:: Data for this exercise

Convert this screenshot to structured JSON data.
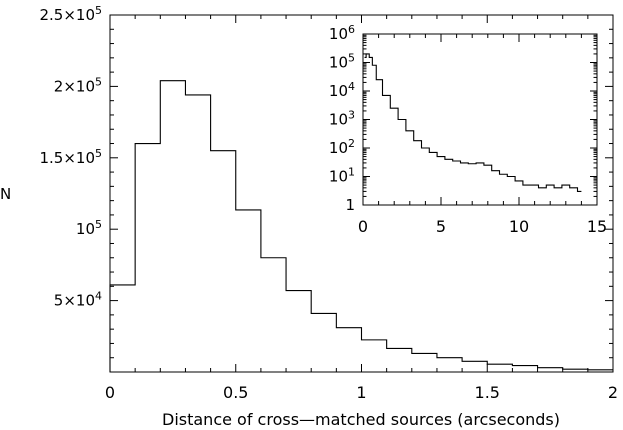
{
  "chart_data": [
    {
      "type": "bar",
      "histogram": true,
      "xlabel": "Distance of cross—matched sources (arcseconds)",
      "ylabel": "N",
      "xlim": [
        0,
        2
      ],
      "ylim": [
        0,
        250000
      ],
      "x_ticks": [
        {
          "v": 0,
          "label": "0"
        },
        {
          "v": 0.5,
          "label": "0.5"
        },
        {
          "v": 1,
          "label": "1"
        },
        {
          "v": 1.5,
          "label": "1.5"
        },
        {
          "v": 2,
          "label": "2"
        }
      ],
      "y_ticks": [
        {
          "v": 50000,
          "mant": "5×10",
          "exp": "4"
        },
        {
          "v": 100000,
          "mant": "10",
          "exp": "5"
        },
        {
          "v": 150000,
          "mant": "1.5×10",
          "exp": "5"
        },
        {
          "v": 200000,
          "mant": "2×10",
          "exp": "5"
        },
        {
          "v": 250000,
          "mant": "2.5×10",
          "exp": "5"
        }
      ],
      "bin_edges": [
        0,
        0.1,
        0.2,
        0.3,
        0.4,
        0.5,
        0.6,
        0.7,
        0.8,
        0.9,
        1.0,
        1.1,
        1.2,
        1.3,
        1.4,
        1.5,
        1.6,
        1.7,
        1.8,
        1.9,
        2.0
      ],
      "counts": [
        61000,
        160000,
        204000,
        194000,
        155000,
        113500,
        80000,
        57000,
        41000,
        31000,
        22500,
        16500,
        13000,
        10000,
        7500,
        5500,
        4500,
        3000,
        2000,
        1500
      ]
    },
    {
      "type": "line",
      "inset": true,
      "yscale": "log",
      "xlim": [
        0,
        15
      ],
      "ylim": [
        1,
        1000000
      ],
      "x_ticks": [
        {
          "v": 0,
          "label": "0"
        },
        {
          "v": 5,
          "label": "5"
        },
        {
          "v": 10,
          "label": "10"
        },
        {
          "v": 15,
          "label": "15"
        }
      ],
      "y_ticks": [
        {
          "v": 1,
          "mant": "1",
          "exp": ""
        },
        {
          "v": 10,
          "mant": "10",
          "exp": "1"
        },
        {
          "v": 100,
          "mant": "10",
          "exp": "2"
        },
        {
          "v": 1000,
          "mant": "10",
          "exp": "3"
        },
        {
          "v": 10000,
          "mant": "10",
          "exp": "4"
        },
        {
          "v": 100000,
          "mant": "10",
          "exp": "5"
        },
        {
          "v": 1000000,
          "mant": "10",
          "exp": "6"
        }
      ],
      "x": [
        0.1,
        0.3,
        0.5,
        0.7,
        1.0,
        1.5,
        2.0,
        2.5,
        3.0,
        3.5,
        4.0,
        4.5,
        5.0,
        5.5,
        6.0,
        6.5,
        7.0,
        7.5,
        8.0,
        8.5,
        9.0,
        9.5,
        10.0,
        10.5,
        11.0,
        11.5,
        12.0,
        12.5,
        13.0,
        13.5,
        14.0
      ],
      "y": [
        150000,
        200000,
        150000,
        80000,
        25000,
        7000,
        2500,
        1000,
        400,
        180,
        100,
        70,
        50,
        40,
        35,
        30,
        28,
        30,
        25,
        16,
        12,
        10,
        7,
        5,
        5,
        4,
        5,
        4,
        5,
        4,
        3
      ]
    }
  ]
}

::::

▶ Task directions
Copy each line in full and exactly, omitting any picture.

▶ Task solution
Convert this screenshot to structured JSON data.
{
  "chart_data": [
    {
      "type": "bar",
      "histogram": true,
      "xlabel": "Distance of cross—matched sources (arcseconds)",
      "ylabel": "N",
      "xlim": [
        0,
        2
      ],
      "ylim": [
        0,
        250000
      ],
      "x_ticks": [
        {
          "v": 0,
          "label": "0"
        },
        {
          "v": 0.5,
          "label": "0.5"
        },
        {
          "v": 1,
          "label": "1"
        },
        {
          "v": 1.5,
          "label": "1.5"
        },
        {
          "v": 2,
          "label": "2"
        }
      ],
      "y_ticks": [
        {
          "v": 50000,
          "mant": "5×10",
          "exp": "4"
        },
        {
          "v": 100000,
          "mant": "10",
          "exp": "5"
        },
        {
          "v": 150000,
          "mant": "1.5×10",
          "exp": "5"
        },
        {
          "v": 200000,
          "mant": "2×10",
          "exp": "5"
        },
        {
          "v": 250000,
          "mant": "2.5×10",
          "exp": "5"
        }
      ],
      "bin_edges": [
        0,
        0.1,
        0.2,
        0.3,
        0.4,
        0.5,
        0.6,
        0.7,
        0.8,
        0.9,
        1.0,
        1.1,
        1.2,
        1.3,
        1.4,
        1.5,
        1.6,
        1.7,
        1.8,
        1.9,
        2.0
      ],
      "counts": [
        61000,
        160000,
        204000,
        194000,
        155000,
        113500,
        80000,
        57000,
        41000,
        31000,
        22500,
        16500,
        13000,
        10000,
        7500,
        5500,
        4500,
        3000,
        2000,
        1500
      ]
    },
    {
      "type": "line",
      "inset": true,
      "yscale": "log",
      "xlim": [
        0,
        15
      ],
      "ylim": [
        1,
        1000000
      ],
      "x_ticks": [
        {
          "v": 0,
          "label": "0"
        },
        {
          "v": 5,
          "label": "5"
        },
        {
          "v": 10,
          "label": "10"
        },
        {
          "v": 15,
          "label": "15"
        }
      ],
      "y_ticks": [
        {
          "v": 1,
          "mant": "1",
          "exp": ""
        },
        {
          "v": 10,
          "mant": "10",
          "exp": "1"
        },
        {
          "v": 100,
          "mant": "10",
          "exp": "2"
        },
        {
          "v": 1000,
          "mant": "10",
          "exp": "3"
        },
        {
          "v": 10000,
          "mant": "10",
          "exp": "4"
        },
        {
          "v": 100000,
          "mant": "10",
          "exp": "5"
        },
        {
          "v": 1000000,
          "mant": "10",
          "exp": "6"
        }
      ],
      "x": [
        0.1,
        0.3,
        0.5,
        0.7,
        1.0,
        1.5,
        2.0,
        2.5,
        3.0,
        3.5,
        4.0,
        4.5,
        5.0,
        5.5,
        6.0,
        6.5,
        7.0,
        7.5,
        8.0,
        8.5,
        9.0,
        9.5,
        10.0,
        10.5,
        11.0,
        11.5,
        12.0,
        12.5,
        13.0,
        13.5,
        14.0
      ],
      "y": [
        150000,
        200000,
        150000,
        80000,
        25000,
        7000,
        2500,
        1000,
        400,
        180,
        100,
        70,
        50,
        40,
        35,
        30,
        28,
        30,
        25,
        16,
        12,
        10,
        7,
        5,
        5,
        4,
        5,
        4,
        5,
        4,
        3
      ]
    }
  ]
}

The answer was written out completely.